** start of Text segment **
Life is keen on the Memorial’s 18th Green

By Tami Kamin-Meyer

Numbers hold great mystique for many people. Gamblers lay down their chips on Lucky No. 7, superstitious people don‘t get married on Friday the 13th, and The Devil is best friends with the numerals 666. But, at the Memorial Golf Tournament, which began today and runs through Sunday at Muirfield Golf Course in Dublin, Ohio, countless golf fans favor the 18th green.

Jim McDowell, a retired collegiate soccer coach from Cincinnati, two hours south of Dublin, said he has sat and watched the tournament near the 18th hole for 31 years. “I love golf,” he said, adding, “and I always sit on the 18th hole.”

Three-time tournament attendee Jack Treinen, McDowell’s friend and fellow golf fan chimed in, “My friends like to watch on the 18th hole. We like to see what’s going on.”

Frank Clancy, another member of McDowell’s 18th hole gang, travels to Columbus from San Diego every year both to catch the tournament and visit his daughter and her family, who now live in Columbus. “I started coming to the tournament in 1976 when I lived in Cincinnati,” he said. Sometime after that, his daughter married and moved to Columbus. “I only come to Columbus once a year for five days,” he said, adding, “plus I get to see my daughter.”

The men began reliving some of their favorite moments from various Memorials they have attended together, reminiscing about the torrential rain that plagued the tourney in 2006 and laughing about the year it snowed out. In late May, early June.

 

All three men profess to loving golf and have no plans to stop attending the Memorial and sitting on the 18th green.

 

Kirsten Cantor, a resident of Gahanna, Ohio who has been coming to the Memorial for nearly a decade, said she enjoys sitting on the 18th for several reasons. “I like watching the emotions of the players. And it’s exciting, especially at the end of the tournament,” she said. Moreover, hunkering down near the 18th allows Cantor the perfect vantage point in which to people-watch, one of the favored activities of Memorial attendees. “It’s also a good intersection,” she said, noting that with more people milling about on the course’s final hole, she’s more apt to run into people she knows.

 

Cantor, who took off work from her job with the State of Ohio to attend the golf tournament, said she plans on attending the Memorial each of its four days. “I’ll be on the 18th for sure on Sunday,” when the tournament ends, she said, explaining another reason for her seating preference is her ability to watch the Leader board from the comfort of her chair.

 

Cynthia Duncan, who calls attending the Memorial with Cantor an annual tradition, said she likes the sit on the 18th green because, “I like to watch the player’s emotions, which gives me a feel for the game.”
** end of Text segment **
= Written exercise A =
In the article about fans on the Memorial's 18th green, why does Kirsten Cantor call the 18th "a good intersection"?
= Written exercise B =
Translate this sentence from the article on the Memorial's 18th green into Spanish: "All three men profess to loving golf and have no plans to stop attending the Memorial and sitting on the 18th green."
= Written exercise C =
Please carry on the article about fans on the Memorial's 18th green, starting after its last sentence.
** start of Items **
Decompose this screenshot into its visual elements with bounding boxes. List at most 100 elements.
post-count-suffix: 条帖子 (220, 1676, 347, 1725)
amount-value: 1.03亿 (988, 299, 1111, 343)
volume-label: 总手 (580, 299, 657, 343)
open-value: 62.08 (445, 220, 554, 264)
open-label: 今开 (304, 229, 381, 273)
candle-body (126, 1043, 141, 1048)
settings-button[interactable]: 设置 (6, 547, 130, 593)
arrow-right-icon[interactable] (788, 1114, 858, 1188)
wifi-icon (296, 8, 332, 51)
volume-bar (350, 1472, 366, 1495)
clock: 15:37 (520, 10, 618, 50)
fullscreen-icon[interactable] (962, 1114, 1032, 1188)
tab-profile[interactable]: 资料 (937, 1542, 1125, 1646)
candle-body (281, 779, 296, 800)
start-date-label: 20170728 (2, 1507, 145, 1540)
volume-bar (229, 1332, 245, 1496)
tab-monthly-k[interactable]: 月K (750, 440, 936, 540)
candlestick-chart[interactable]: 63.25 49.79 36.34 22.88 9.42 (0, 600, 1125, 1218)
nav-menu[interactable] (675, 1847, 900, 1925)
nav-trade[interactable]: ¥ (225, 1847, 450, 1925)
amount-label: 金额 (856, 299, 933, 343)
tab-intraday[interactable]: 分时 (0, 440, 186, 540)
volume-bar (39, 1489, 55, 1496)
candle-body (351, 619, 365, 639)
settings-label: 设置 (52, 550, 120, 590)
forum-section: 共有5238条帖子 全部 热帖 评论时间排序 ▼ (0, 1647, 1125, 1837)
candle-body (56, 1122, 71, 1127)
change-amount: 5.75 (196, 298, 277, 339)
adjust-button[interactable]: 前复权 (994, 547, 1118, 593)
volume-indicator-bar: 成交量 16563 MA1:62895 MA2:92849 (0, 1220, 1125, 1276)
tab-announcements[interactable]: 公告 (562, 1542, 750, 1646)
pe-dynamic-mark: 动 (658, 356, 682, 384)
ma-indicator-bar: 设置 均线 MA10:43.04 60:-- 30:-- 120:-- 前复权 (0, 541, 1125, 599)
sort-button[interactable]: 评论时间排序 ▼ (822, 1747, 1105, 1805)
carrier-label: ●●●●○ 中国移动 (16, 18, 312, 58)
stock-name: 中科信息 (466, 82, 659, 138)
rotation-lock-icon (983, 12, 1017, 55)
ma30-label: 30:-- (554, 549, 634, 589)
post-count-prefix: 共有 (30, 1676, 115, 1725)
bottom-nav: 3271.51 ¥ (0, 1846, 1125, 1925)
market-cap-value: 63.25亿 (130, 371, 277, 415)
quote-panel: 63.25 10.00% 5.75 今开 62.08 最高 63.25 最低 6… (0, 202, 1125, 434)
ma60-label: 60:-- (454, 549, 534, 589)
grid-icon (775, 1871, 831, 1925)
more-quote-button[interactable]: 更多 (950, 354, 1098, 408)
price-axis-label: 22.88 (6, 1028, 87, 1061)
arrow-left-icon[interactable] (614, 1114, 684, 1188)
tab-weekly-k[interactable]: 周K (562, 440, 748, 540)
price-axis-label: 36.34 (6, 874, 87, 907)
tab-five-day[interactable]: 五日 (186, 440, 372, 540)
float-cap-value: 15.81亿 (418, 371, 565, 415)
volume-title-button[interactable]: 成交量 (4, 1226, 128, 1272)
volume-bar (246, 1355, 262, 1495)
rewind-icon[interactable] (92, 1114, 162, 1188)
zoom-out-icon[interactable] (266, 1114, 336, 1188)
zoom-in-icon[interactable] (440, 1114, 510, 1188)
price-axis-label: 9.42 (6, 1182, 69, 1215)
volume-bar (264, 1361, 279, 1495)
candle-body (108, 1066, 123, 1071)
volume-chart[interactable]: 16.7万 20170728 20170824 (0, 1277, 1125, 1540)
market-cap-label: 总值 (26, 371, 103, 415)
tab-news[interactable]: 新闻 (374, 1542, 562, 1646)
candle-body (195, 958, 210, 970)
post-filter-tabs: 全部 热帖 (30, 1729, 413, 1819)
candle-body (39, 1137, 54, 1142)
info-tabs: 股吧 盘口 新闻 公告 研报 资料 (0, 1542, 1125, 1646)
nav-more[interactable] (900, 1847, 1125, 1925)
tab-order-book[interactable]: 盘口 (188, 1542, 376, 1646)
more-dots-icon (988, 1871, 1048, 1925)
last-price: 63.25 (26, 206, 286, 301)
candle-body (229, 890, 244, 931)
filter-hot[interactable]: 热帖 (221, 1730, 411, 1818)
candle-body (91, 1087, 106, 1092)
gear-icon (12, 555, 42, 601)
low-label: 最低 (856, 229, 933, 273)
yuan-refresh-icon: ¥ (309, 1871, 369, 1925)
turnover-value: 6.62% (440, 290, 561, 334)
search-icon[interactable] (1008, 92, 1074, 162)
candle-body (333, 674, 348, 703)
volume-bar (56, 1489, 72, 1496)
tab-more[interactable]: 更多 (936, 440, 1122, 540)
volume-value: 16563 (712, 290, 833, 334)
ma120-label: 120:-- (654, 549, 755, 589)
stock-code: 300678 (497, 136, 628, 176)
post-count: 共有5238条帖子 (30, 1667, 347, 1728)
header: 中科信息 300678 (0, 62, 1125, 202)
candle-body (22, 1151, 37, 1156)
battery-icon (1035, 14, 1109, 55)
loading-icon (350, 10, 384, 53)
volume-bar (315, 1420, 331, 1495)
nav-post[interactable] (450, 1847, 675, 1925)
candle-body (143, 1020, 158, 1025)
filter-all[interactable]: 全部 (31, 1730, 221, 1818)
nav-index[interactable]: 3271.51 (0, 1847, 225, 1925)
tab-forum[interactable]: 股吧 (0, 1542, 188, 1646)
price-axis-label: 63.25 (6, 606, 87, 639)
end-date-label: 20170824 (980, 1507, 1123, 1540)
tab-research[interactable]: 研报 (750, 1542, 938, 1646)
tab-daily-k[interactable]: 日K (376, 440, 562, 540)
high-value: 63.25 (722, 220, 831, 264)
** end of Items **
= Exercise output A =
More people mill about on the course's final hole, so she's more likely to run into people she knows there.

= Exercise output B =
Los tres hombres afirman que les encanta el golf y no tienen planes de dejar de asistir al Memorial ni de sentarse en el green del hoyo 18.

= Exercise output C =
 

Duncan, who has swung a golf club or two in her life but doesn’t consider herself a golfer, worked late Wednesday evening and early Thursday morning to make up for the hours she missed from her job as a loan officer, just to be at the tourney Thursday and Friday afternoons.

 

Jerre Motto drove seven hours from Mifflinburg, Pennsylvania to watch one of his former high school students play in the Memorial. “We watch Jason Bohn,” he said of himself and his friends who joined him for the trip. When Motto was a physical education teacher at Mifflinburg High School, Bohn was a student at the school. “We’ll come to the Memorial as long as Jason is playing,” he said, noting his group thought the course’s final hole gave them the best vantage point. The Memorial is but just one of the golf tournaments the three retired schoolteachers will attend this season to cheer on their school’s golf prodigy.

 

The years have been good to Brice Talley, who, on the eve of his 37th birthday, is attending his twentieth Memorial Golf Tournament. Talley is proud the golf tournament is held in his hometown of Dublin, Ohio, and makes it a point of expressing his support by being in the tournament’s gallery of fans every year. “I like the social scene and all the great golfers, “ said the executive recruiter for Columbus-based Gammill Group.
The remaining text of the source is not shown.